• _TASK GOAL_: Below is a block of data; give all of it again word for word.

[Items from a figure collection]
☆ ☆ ☆ ☆ ☆

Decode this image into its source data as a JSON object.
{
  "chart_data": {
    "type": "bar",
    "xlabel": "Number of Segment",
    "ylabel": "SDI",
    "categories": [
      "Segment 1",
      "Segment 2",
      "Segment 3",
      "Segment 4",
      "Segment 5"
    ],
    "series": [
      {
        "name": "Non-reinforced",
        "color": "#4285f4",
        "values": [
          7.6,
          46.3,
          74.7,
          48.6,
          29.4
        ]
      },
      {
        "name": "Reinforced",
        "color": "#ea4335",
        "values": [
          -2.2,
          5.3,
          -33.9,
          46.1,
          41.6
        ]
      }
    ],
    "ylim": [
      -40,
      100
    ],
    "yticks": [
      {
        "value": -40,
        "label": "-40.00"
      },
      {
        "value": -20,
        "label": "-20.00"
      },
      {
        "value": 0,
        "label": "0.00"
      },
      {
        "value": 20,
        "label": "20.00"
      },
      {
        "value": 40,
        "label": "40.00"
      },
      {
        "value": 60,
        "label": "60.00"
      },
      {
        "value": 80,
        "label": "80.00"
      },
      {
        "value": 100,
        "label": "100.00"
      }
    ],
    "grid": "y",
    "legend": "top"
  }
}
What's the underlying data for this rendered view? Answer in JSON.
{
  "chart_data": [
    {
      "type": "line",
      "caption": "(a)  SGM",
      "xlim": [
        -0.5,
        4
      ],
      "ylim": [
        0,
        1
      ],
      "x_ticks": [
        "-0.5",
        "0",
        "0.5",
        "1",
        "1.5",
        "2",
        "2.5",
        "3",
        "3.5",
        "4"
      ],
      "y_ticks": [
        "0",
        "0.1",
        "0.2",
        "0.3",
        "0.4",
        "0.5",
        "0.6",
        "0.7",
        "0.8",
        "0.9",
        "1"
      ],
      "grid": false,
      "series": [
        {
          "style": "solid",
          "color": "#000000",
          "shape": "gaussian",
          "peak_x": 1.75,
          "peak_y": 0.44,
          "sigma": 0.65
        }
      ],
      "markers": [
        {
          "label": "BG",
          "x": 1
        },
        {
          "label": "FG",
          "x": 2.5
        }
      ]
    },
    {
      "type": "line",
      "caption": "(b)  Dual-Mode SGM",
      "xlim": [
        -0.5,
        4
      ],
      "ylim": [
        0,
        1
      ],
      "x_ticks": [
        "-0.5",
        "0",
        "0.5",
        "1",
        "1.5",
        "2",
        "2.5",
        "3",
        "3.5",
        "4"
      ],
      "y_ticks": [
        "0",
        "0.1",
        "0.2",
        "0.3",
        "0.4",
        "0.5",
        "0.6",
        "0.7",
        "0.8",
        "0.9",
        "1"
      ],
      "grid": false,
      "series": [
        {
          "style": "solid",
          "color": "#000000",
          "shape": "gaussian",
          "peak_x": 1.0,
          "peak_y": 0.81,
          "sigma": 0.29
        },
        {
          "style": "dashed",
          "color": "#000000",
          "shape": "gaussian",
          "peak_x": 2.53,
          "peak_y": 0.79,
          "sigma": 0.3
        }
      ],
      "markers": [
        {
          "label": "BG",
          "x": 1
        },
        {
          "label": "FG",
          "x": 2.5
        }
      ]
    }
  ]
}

☆ ☆ ☆ ☆ ☆

• _SOLUTION FOR THIS EXERCISE_:
Decode this image into its source data as a JSON object.
{
  "chart_data": {
    "type": "bar",
    "xlabel": "Number of Segment",
    "ylabel": "SDI",
    "categories": [
      "Segment 1",
      "Segment 2",
      "Segment 3",
      "Segment 4",
      "Segment 5"
    ],
    "series": [
      {
        "name": "Non-reinforced",
        "color": "#4285f4",
        "values": [
          7.6,
          46.3,
          74.7,
          48.6,
          29.4
        ]
      },
      {
        "name": "Reinforced",
        "color": "#ea4335",
        "values": [
          -2.2,
          5.3,
          -33.9,
          46.1,
          41.6
        ]
      }
    ],
    "ylim": [
      -40,
      100
    ],
    "yticks": [
      {
        "value": -40,
        "label": "-40.00"
      },
      {
        "value": -20,
        "label": "-20.00"
      },
      {
        "value": 0,
        "label": "0.00"
      },
      {
        "value": 20,
        "label": "20.00"
      },
      {
        "value": 40,
        "label": "40.00"
      },
      {
        "value": 60,
        "label": "60.00"
      },
      {
        "value": 80,
        "label": "80.00"
      },
      {
        "value": 100,
        "label": "100.00"
      }
    ],
    "grid": "y",
    "legend": "top"
  }
}
What's the underlying data for this rendered view? Answer in JSON.
{
  "chart_data": [
    {
      "type": "line",
      "caption": "(a)  SGM",
      "xlim": [
        -0.5,
        4
      ],
      "ylim": [
        0,
        1
      ],
      "x_ticks": [
        "-0.5",
        "0",
        "0.5",
        "1",
        "1.5",
        "2",
        "2.5",
        "3",
        "3.5",
        "4"
      ],
      "y_ticks": [
        "0",
        "0.1",
        "0.2",
        "0.3",
        "0.4",
        "0.5",
        "0.6",
        "0.7",
        "0.8",
        "0.9",
        "1"
      ],
      "grid": false,
      "series": [
        {
          "style": "solid",
          "color": "#000000",
          "shape": "gaussian",
          "peak_x": 1.75,
          "peak_y": 0.44,
          "sigma": 0.65
        }
      ],
      "markers": [
        {
          "label": "BG",
          "x": 1
        },
        {
          "label": "FG",
          "x": 2.5
        }
      ]
    },
    {
      "type": "line",
      "caption": "(b)  Dual-Mode SGM",
      "xlim": [
        -0.5,
        4
      ],
      "ylim": [
        0,
        1
      ],
      "x_ticks": [
        "-0.5",
        "0",
        "0.5",
        "1",
        "1.5",
        "2",
        "2.5",
        "3",
        "3.5",
        "4"
      ],
      "y_ticks": [
        "0",
        "0.1",
        "0.2",
        "0.3",
        "0.4",
        "0.5",
        "0.6",
        "0.7",
        "0.8",
        "0.9",
        "1"
      ],
      "grid": false,
      "series": [
        {
          "style": "solid",
          "color": "#000000",
          "shape": "gaussian",
          "peak_x": 1.0,
          "peak_y": 0.81,
          "sigma": 0.29
        },
        {
          "style": "dashed",
          "color": "#000000",
          "shape": "gaussian",
          "peak_x": 2.53,
          "peak_y": 0.79,
          "sigma": 0.3
        }
      ],
      "markers": [
        {
          "label": "BG",
          "x": 1
        },
        {
          "label": "FG",
          "x": 2.5
        }
      ]
    }
  ]
}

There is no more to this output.